§ **What is expected**: Will you quote all of the entries, word for word?

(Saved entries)
— begin —

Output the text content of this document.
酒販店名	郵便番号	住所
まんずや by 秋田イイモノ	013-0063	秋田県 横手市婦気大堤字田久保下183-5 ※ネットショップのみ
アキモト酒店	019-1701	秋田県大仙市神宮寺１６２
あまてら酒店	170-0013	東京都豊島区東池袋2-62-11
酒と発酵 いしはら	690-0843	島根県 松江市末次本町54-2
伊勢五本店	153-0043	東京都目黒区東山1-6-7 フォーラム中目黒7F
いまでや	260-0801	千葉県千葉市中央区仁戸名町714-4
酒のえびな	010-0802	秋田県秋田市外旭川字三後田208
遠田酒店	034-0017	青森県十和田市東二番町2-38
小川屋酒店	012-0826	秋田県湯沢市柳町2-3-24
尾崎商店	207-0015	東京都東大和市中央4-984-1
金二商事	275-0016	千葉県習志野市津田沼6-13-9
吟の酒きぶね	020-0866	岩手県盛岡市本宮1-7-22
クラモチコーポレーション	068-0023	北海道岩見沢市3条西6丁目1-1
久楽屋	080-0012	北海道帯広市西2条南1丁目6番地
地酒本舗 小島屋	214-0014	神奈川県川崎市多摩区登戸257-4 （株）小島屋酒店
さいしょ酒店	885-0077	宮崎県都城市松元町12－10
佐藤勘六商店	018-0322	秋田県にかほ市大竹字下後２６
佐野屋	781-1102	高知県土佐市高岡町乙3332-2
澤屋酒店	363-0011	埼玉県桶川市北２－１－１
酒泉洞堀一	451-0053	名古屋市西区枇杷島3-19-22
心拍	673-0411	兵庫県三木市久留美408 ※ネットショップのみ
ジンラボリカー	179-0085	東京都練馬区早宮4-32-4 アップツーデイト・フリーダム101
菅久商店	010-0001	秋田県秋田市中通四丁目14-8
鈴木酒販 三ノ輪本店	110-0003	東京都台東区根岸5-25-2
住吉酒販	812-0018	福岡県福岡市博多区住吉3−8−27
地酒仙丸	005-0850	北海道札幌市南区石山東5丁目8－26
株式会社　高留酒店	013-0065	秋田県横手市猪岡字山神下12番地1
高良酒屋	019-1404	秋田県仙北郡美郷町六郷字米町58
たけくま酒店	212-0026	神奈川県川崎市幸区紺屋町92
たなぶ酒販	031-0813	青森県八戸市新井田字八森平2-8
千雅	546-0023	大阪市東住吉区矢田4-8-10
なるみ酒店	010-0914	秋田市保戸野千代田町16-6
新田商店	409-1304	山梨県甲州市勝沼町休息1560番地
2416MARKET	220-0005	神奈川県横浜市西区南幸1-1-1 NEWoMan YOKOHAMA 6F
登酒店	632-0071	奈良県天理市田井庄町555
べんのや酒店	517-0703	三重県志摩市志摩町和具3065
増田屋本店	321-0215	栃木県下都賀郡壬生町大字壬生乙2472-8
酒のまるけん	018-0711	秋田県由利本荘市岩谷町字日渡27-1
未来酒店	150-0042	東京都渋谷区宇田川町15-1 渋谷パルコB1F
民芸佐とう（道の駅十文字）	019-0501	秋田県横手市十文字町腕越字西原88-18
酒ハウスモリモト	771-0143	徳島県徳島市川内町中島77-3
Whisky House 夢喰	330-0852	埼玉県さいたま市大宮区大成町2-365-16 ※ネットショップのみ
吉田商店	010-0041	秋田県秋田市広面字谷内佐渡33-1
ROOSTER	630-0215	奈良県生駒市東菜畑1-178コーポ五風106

— end —

§ **Solution to this problem**:
Output the text content of this document.
酒販店名	郵便番号	住所
まんずや by 秋田イイモノ	013-0063	秋田県 横手市婦気大堤字田久保下183-5 ※ネットショップのみ
アキモト酒店	019-1701	秋田県大仙市神宮寺１６２
あまてら酒店	170-0013	東京都豊島区東池袋2-62-11
酒と発酵 いしはら	690-0843	島根県 松江市末次本町54-2
伊勢五本店	153-0043	東京都目黒区東山1-6-7 フォーラム中目黒7F
いまでや	260-0801	千葉県千葉市中央区仁戸名町714-4
酒のえびな	010-0802	秋田県秋田市外旭川字三後田208
遠田酒店	034-0017	青森県十和田市東二番町2-38
小川屋酒店	012-0826	秋田県湯沢市柳町2-3-24
尾崎商店	207-0015	東京都東大和市中央4-984-1
金二商事	275-0016	千葉県習志野市津田沼6-13-9
吟の酒きぶね	020-0866	岩手県盛岡市本宮1-7-22
クラモチコーポレーション	068-0023	北海道岩見沢市3条西6丁目1-1
久楽屋	080-0012	北海道帯広市西2条南1丁目6番地
地酒本舗 小島屋	214-0014	神奈川県川崎市多摩区登戸257-4 （株）小島屋酒店
さいしょ酒店	885-0077	宮崎県都城市松元町12－10
佐藤勘六商店	018-0322	秋田県にかほ市大竹字下後２６
佐野屋	781-1102	高知県土佐市高岡町乙3332-2
澤屋酒店	363-0011	埼玉県桶川市北２－１－１
酒泉洞堀一	451-0053	名古屋市西区枇杷島3-19-22
心拍	673-0411	兵庫県三木市久留美408 ※ネットショップのみ
ジンラボリカー	179-0085	東京都練馬区早宮4-32-4 アップツーデイト・フリーダム101
菅久商店	010-0001	秋田県秋田市中通四丁目14-8
鈴木酒販 三ノ輪本店	110-0003	東京都台東区根岸5-25-2
住吉酒販	812-0018	福岡県福岡市博多区住吉3−8−27
地酒仙丸	005-0850	北海道札幌市南区石山東5丁目8－26
株式会社　高留酒店	013-0065	秋田県横手市猪岡字山神下12番地1
高良酒屋	019-1404	秋田県仙北郡美郷町六郷字米町58
たけくま酒店	212-0026	神奈川県川崎市幸区紺屋町92
たなぶ酒販	031-0813	青森県八戸市新井田字八森平2-8
千雅	546-0023	大阪市東住吉区矢田4-8-10
なるみ酒店	010-0914	秋田市保戸野千代田町16-6
新田商店	409-1304	山梨県甲州市勝沼町休息1560番地
2416MARKET	220-0005	神奈川県横浜市西区南幸1-1-1 NEWoMan YOKOHAMA 6F
登酒店	632-0071	奈良県天理市田井庄町555
べんのや酒店	517-0703	三重県志摩市志摩町和具3065
増田屋本店	321-0215	栃木県下都賀郡壬生町大字壬生乙2472-8
酒のまるけん	018-0711	秋田県由利本荘市岩谷町字日渡27-1
未来酒店	150-0042	東京都渋谷区宇田川町15-1 渋谷パルコB1F
民芸佐とう（道の駅十文字）	019-0501	秋田県横手市十文字町腕越字西原88-18
酒ハウスモリモト	771-0143	徳島県徳島市川内町中島77-3
Whisky House 夢喰	330-0852	埼玉県さいたま市大宮区大成町2-365-16 ※ネットショップのみ
吉田商店	010-0041	秋田県秋田市広面字谷内佐渡33-1
ROOSTER	630-0215	奈良県生駒市東菜畑1-178コーポ五風106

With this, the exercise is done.